[TASK REQUIREMENTS]:
Your task is to copy every line of the records below that contains "Timeout".

[DATA SUPPLIED]:
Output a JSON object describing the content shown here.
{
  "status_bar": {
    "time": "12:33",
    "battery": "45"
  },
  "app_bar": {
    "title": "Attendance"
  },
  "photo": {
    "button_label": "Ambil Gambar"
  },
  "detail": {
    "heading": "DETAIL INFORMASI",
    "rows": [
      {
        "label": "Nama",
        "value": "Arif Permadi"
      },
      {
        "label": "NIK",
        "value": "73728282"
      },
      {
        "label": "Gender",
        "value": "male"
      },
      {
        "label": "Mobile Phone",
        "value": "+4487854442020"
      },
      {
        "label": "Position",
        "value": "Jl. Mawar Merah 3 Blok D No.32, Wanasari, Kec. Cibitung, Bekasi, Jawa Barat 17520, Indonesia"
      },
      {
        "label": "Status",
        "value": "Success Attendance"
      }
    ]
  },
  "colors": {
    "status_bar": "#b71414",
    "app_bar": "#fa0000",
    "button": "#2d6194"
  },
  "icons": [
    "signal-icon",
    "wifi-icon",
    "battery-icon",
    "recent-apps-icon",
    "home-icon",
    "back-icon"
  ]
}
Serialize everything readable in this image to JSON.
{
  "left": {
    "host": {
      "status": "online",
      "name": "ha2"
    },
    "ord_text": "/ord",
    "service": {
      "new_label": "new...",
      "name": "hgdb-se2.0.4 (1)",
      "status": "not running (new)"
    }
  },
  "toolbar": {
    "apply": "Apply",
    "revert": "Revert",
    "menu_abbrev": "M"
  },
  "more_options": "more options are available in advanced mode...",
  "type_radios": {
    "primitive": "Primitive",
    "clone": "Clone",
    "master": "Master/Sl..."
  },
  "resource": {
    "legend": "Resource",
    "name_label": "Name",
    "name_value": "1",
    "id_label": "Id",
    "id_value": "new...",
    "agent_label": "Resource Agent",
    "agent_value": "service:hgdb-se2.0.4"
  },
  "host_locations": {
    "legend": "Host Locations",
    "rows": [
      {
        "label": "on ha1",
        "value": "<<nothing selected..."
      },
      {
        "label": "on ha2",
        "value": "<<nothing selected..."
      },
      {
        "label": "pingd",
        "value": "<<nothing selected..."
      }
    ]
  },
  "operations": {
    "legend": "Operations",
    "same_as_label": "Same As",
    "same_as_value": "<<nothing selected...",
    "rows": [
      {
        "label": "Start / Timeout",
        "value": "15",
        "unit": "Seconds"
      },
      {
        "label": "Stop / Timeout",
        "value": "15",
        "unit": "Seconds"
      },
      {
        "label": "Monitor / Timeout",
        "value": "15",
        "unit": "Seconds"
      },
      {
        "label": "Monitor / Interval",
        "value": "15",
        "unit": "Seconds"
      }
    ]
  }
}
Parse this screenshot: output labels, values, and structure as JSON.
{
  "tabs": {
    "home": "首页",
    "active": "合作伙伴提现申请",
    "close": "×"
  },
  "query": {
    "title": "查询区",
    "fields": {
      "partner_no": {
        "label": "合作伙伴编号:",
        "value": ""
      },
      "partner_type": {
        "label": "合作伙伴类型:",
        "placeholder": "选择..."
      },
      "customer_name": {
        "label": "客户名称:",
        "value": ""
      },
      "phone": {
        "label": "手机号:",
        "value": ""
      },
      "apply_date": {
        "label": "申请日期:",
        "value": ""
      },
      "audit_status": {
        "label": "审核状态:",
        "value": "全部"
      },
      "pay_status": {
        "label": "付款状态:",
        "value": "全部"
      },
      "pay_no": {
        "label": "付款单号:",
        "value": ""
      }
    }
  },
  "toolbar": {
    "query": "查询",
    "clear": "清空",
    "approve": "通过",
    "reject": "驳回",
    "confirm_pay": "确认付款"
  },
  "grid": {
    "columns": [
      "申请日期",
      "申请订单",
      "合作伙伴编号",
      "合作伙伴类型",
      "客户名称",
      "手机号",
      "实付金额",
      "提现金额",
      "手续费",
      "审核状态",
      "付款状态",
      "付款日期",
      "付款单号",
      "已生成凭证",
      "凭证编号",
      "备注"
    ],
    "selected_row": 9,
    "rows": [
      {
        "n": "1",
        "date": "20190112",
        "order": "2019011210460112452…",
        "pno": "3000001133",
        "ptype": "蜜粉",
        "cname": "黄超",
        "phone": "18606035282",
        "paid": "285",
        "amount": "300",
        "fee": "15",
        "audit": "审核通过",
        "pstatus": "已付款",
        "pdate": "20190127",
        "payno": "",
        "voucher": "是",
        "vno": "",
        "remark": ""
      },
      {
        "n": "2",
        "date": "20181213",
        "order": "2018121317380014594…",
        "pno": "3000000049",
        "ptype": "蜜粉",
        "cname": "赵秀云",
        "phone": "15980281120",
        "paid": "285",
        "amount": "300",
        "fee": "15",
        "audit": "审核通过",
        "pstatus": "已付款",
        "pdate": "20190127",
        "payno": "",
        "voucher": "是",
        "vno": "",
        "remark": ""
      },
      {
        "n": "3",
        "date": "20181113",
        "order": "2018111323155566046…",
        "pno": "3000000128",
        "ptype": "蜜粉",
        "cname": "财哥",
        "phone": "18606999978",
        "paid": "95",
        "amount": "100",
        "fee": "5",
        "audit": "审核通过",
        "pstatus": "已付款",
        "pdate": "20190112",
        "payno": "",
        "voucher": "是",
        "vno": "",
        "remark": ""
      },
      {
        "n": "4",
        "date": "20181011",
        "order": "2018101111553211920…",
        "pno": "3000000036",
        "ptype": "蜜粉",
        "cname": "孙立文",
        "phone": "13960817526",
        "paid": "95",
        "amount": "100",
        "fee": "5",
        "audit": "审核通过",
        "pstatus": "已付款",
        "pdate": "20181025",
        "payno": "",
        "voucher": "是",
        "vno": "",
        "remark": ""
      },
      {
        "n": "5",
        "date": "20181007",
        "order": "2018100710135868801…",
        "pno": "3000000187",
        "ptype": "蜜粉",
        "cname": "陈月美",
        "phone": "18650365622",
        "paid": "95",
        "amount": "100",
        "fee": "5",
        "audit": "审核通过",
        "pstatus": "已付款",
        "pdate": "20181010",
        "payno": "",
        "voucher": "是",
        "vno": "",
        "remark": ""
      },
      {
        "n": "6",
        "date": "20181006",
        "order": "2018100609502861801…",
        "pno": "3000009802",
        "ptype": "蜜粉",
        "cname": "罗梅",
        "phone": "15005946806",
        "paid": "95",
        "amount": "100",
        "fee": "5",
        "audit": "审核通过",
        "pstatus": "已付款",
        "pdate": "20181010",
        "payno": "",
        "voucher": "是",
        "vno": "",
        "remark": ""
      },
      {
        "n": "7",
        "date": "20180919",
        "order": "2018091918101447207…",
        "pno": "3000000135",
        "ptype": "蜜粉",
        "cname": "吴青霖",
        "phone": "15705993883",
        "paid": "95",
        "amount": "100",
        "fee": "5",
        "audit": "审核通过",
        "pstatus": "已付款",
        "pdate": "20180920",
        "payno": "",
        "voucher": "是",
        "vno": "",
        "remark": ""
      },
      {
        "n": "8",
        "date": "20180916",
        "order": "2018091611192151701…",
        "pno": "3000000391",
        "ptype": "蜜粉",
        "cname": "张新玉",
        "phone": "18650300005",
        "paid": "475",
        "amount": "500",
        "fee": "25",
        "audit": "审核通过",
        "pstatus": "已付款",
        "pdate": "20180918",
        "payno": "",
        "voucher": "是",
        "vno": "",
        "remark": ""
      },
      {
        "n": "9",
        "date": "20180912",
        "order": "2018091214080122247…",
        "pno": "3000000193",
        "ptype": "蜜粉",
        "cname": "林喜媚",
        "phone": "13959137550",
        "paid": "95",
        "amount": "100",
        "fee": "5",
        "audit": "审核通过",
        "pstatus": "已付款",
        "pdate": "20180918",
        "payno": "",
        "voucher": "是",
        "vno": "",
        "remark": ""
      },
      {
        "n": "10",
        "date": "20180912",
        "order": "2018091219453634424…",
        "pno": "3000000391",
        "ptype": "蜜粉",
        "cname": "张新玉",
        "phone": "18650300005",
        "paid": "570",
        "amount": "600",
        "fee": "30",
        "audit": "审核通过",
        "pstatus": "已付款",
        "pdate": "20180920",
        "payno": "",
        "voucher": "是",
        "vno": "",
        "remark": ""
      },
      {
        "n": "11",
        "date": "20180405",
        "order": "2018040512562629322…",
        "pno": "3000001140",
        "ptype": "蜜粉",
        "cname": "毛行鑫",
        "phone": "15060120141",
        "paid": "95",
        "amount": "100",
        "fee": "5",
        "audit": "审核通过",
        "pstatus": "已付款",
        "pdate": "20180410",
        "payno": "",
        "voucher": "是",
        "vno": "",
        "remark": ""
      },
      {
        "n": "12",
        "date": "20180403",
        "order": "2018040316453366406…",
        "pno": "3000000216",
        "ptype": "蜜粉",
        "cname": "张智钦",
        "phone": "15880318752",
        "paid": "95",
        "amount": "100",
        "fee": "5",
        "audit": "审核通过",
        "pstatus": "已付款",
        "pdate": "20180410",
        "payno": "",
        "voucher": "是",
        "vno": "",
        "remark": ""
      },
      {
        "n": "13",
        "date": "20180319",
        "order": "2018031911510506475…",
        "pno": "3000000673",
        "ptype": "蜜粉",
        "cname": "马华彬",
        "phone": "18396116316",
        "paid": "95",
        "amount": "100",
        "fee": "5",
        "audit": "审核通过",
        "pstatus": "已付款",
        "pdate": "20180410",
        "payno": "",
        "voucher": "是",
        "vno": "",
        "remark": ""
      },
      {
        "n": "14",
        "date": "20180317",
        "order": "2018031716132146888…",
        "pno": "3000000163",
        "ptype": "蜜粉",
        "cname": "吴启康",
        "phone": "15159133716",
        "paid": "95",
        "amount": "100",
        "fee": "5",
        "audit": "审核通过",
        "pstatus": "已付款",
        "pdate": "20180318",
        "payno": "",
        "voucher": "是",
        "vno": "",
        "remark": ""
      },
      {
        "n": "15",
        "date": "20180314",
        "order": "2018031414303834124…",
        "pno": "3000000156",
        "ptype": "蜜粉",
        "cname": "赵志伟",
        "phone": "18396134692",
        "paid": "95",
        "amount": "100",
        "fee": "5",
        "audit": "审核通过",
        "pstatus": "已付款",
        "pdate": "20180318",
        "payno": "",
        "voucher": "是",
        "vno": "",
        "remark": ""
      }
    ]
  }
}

[TASK ANSWER]:
        "label": "Start / Timeout",
        "label": "Stop / Timeout",
        "label": "Monitor / Timeout",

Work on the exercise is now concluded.